▶ _What you are asked to do_
Which lines hold the word "ylabel"? Copy each of them from the material.

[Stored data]
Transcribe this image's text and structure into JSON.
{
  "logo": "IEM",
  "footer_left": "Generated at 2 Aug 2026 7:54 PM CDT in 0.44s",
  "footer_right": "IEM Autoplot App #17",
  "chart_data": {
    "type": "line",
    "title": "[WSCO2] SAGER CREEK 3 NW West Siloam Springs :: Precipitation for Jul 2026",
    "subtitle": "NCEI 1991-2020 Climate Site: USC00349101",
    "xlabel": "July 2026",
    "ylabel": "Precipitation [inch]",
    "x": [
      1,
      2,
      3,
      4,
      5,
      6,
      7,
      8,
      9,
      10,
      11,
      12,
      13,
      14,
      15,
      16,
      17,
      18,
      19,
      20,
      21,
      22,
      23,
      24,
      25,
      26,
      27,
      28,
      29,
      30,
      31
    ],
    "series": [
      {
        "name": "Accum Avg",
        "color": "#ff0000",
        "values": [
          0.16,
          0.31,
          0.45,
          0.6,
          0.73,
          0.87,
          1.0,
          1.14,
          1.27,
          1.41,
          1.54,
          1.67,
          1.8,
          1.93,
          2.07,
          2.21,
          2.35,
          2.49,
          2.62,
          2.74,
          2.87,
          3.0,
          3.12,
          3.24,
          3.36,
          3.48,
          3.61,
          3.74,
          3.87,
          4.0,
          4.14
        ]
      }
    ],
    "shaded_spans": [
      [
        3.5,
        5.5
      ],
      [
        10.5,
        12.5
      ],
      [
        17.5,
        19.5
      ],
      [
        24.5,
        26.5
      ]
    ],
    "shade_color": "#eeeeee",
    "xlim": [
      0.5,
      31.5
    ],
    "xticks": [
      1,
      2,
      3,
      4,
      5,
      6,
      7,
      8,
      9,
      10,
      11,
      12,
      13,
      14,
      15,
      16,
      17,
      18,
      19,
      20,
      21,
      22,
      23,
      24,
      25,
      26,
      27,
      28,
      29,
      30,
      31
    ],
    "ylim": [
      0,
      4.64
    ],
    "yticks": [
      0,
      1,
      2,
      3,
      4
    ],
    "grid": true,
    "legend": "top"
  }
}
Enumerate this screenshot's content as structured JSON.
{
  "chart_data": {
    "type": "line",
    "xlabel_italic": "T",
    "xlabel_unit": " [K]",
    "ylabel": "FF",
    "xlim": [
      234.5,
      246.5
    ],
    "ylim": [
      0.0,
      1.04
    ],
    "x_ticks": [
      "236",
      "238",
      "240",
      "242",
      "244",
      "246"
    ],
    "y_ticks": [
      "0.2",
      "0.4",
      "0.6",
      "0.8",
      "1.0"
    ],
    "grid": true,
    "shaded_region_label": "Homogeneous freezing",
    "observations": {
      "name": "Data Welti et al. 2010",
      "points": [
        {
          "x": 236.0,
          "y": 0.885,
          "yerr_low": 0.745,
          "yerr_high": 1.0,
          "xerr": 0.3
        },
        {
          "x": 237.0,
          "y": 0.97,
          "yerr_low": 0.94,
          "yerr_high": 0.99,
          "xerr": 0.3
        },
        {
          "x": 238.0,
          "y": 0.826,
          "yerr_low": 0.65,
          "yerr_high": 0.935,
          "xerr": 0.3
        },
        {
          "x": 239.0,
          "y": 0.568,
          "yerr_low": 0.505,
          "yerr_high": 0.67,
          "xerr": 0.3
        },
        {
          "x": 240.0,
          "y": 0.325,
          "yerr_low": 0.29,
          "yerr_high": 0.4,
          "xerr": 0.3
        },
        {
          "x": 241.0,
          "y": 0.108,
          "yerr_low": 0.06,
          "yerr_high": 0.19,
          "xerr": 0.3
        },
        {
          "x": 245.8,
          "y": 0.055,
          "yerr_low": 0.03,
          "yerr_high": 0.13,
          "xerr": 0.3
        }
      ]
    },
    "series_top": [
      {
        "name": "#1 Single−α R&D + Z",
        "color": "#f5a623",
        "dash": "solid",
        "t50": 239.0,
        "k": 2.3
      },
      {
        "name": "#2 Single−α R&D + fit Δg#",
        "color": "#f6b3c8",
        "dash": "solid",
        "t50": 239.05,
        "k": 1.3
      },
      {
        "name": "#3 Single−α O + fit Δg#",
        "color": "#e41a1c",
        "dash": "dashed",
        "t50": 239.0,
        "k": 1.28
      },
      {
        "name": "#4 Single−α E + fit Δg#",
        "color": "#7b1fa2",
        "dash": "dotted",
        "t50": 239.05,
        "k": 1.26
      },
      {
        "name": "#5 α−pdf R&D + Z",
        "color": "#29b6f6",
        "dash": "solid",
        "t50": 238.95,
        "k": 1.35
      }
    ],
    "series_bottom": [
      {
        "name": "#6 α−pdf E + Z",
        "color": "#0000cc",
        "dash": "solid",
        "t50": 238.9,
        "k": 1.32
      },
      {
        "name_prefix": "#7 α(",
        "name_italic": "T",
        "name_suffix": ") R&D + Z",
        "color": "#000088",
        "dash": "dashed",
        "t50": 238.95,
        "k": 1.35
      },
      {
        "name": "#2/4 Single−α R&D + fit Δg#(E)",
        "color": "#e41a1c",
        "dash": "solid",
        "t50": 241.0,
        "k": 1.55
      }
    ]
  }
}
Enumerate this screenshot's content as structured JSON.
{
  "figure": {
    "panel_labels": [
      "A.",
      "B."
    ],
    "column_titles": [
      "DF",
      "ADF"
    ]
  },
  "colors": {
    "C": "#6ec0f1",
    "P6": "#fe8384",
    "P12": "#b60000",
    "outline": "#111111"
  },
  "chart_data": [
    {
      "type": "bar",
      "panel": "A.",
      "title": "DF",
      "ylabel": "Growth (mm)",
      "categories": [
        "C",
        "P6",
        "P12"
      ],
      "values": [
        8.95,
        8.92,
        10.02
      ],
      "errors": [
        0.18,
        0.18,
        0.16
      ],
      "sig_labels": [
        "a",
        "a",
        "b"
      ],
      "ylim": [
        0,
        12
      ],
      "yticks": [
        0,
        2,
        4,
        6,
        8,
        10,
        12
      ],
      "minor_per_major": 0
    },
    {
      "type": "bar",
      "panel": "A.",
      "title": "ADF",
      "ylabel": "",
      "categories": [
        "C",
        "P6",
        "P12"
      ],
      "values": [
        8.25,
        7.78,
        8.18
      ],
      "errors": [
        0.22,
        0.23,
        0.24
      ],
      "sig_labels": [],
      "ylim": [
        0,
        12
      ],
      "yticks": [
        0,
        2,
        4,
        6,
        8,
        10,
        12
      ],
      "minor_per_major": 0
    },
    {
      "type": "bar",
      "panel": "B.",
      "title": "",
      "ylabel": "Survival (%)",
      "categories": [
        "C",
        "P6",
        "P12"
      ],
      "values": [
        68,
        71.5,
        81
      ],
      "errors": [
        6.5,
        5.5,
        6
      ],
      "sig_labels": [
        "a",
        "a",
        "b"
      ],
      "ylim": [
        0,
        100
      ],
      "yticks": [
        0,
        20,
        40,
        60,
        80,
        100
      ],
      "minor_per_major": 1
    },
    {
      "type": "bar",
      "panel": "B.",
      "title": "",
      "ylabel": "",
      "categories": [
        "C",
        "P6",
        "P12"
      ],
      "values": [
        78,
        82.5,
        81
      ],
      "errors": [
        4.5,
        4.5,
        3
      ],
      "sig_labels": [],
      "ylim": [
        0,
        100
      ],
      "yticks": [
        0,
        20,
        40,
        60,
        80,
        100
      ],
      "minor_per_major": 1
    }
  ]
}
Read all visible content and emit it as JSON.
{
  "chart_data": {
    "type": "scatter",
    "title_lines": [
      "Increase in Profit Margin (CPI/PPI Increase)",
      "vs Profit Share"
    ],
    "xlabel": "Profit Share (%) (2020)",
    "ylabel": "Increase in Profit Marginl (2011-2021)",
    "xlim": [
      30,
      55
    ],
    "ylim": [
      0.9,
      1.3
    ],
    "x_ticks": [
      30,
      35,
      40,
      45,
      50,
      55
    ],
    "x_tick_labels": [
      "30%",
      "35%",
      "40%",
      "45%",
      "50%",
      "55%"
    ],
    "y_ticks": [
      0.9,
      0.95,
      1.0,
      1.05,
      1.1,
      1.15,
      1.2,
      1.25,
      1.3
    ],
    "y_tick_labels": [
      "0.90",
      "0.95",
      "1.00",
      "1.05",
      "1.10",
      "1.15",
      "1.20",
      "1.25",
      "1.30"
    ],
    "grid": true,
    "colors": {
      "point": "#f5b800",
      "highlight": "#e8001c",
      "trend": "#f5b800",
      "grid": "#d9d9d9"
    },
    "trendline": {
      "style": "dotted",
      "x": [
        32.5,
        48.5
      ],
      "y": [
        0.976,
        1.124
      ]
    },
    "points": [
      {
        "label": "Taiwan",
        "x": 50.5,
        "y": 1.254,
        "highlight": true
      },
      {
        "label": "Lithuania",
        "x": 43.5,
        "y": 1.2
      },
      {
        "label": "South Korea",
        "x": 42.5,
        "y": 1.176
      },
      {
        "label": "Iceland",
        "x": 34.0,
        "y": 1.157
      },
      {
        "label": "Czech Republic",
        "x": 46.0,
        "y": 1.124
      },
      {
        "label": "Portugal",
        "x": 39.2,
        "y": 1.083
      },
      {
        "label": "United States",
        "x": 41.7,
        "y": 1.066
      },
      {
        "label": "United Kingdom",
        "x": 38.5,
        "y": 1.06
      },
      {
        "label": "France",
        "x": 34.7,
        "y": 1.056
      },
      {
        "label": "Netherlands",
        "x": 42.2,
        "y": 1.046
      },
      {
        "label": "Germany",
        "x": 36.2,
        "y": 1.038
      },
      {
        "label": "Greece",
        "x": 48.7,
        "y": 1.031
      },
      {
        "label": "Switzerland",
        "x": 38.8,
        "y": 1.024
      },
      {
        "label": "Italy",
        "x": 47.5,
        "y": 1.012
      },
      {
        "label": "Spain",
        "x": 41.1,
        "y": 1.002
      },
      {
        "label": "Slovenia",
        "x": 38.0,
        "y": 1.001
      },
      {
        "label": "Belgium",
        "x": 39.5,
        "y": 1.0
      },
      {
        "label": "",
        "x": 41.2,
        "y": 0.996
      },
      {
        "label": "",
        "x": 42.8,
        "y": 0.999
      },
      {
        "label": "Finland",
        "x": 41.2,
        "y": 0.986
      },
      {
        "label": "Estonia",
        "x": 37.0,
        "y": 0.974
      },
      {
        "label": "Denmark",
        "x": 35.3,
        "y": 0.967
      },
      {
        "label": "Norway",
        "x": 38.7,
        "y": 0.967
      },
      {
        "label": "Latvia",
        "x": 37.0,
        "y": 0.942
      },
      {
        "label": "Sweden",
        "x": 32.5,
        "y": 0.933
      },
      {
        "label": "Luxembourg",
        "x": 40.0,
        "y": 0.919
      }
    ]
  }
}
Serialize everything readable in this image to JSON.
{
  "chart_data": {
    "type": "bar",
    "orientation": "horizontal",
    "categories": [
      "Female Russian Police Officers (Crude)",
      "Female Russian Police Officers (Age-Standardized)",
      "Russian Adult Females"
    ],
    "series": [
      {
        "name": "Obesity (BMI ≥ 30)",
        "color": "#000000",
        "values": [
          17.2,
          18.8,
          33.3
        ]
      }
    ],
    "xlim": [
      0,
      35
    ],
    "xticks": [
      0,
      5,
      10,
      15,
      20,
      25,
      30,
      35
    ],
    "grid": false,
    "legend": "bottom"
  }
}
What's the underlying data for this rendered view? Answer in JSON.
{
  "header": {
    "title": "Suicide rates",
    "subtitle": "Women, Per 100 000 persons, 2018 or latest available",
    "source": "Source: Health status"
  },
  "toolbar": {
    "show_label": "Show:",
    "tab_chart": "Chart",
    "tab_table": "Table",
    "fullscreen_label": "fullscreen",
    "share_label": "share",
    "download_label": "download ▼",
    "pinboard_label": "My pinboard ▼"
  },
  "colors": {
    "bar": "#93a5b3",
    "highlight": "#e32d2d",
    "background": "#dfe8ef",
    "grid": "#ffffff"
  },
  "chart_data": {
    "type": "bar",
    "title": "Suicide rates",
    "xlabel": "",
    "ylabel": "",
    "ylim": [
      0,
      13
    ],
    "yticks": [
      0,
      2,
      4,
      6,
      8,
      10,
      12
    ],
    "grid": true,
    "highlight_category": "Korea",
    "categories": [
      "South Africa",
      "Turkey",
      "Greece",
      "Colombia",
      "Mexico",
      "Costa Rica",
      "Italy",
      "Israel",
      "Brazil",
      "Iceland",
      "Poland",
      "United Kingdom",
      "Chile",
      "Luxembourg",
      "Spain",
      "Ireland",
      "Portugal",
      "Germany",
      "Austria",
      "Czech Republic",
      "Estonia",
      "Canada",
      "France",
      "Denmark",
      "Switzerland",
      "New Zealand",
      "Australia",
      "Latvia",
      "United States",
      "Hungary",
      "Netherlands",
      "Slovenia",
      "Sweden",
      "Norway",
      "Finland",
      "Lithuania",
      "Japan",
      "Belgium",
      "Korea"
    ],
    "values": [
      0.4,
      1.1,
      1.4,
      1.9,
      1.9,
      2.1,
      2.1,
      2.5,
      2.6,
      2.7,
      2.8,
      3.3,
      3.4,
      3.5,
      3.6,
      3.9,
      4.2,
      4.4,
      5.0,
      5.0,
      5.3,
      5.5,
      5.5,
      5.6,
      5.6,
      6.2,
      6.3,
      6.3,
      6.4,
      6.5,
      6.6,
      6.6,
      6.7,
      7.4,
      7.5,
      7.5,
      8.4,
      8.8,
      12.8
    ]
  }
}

▶ _Solution to the problem_
    "ylabel": "Precipitation [inch]",
    "ylabel": "FF",
      "ylabel": "Growth (mm)",
      "ylabel": "",
      "ylabel": "Survival (%)",
      "ylabel": "",
    "ylabel": "Increase in Profit Marginl (2011-2021)",
    "ylabel": "",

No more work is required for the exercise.